Exercise brief
All of the entries need to be written out again, exactly as they are.

——

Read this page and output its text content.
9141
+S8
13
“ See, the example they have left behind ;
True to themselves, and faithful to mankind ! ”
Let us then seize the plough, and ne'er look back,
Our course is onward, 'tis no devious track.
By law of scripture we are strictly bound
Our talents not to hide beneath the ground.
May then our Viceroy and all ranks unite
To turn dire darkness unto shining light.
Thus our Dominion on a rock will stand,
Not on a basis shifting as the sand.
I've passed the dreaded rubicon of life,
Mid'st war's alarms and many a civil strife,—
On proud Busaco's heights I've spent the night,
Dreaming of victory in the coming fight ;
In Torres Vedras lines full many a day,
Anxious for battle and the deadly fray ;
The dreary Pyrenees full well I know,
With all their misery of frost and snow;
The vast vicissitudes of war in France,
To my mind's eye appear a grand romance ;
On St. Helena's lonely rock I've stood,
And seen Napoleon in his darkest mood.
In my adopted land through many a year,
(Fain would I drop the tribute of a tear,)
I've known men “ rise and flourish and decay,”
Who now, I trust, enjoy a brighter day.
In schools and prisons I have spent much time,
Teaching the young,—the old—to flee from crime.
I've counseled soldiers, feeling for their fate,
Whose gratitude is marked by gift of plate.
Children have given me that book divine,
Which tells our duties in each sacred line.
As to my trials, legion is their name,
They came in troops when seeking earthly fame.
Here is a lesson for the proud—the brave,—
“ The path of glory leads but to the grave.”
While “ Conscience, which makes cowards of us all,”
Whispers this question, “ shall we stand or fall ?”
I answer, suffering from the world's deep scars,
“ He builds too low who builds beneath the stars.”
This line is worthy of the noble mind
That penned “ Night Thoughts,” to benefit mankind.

——

Response
Read this page and output its text content.
9141
+S8
13
“ See, the example they have left behind ;
True to themselves, and faithful to mankind ! ”
Let us then seize the plough, and ne'er look back,
Our course is onward, 'tis no devious track.
By law of scripture we are strictly bound
Our talents not to hide beneath the ground.
May then our Viceroy and all ranks unite
To turn dire darkness unto shining light.
Thus our Dominion on a rock will stand,
Not on a basis shifting as the sand.
I've passed the dreaded rubicon of life,
Mid'st war's alarms and many a civil strife,—
On proud Busaco's heights I've spent the night,
Dreaming of victory in the coming fight ;
In Torres Vedras lines full many a day,
Anxious for battle and the deadly fray ;
The dreary Pyrenees full well I know,
With all their misery of frost and snow;
The vast vicissitudes of war in France,
To my mind's eye appear a grand romance ;
On St. Helena's lonely rock I've stood,
And seen Napoleon in his darkest mood.
In my adopted land through many a year,
(Fain would I drop the tribute of a tear,)
I've known men “ rise and flourish and decay,”
Who now, I trust, enjoy a brighter day.
In schools and prisons I have spent much time,
Teaching the young,—the old—to flee from crime.
I've counseled soldiers, feeling for their fate,
Whose gratitude is marked by gift of plate.
Children have given me that book divine,
Which tells our duties in each sacred line.
As to my trials, legion is their name,
They came in troops when seeking earthly fame.
Here is a lesson for the proud—the brave,—
“ The path of glory leads but to the grave.”
While “ Conscience, which makes cowards of us all,”
Whispers this question, “ shall we stand or fall ?”
I answer, suffering from the world's deep scars,
“ He builds too low who builds beneath the stars.”
This line is worthy of the noble mind
That penned “ Night Thoughts,” to benefit mankind.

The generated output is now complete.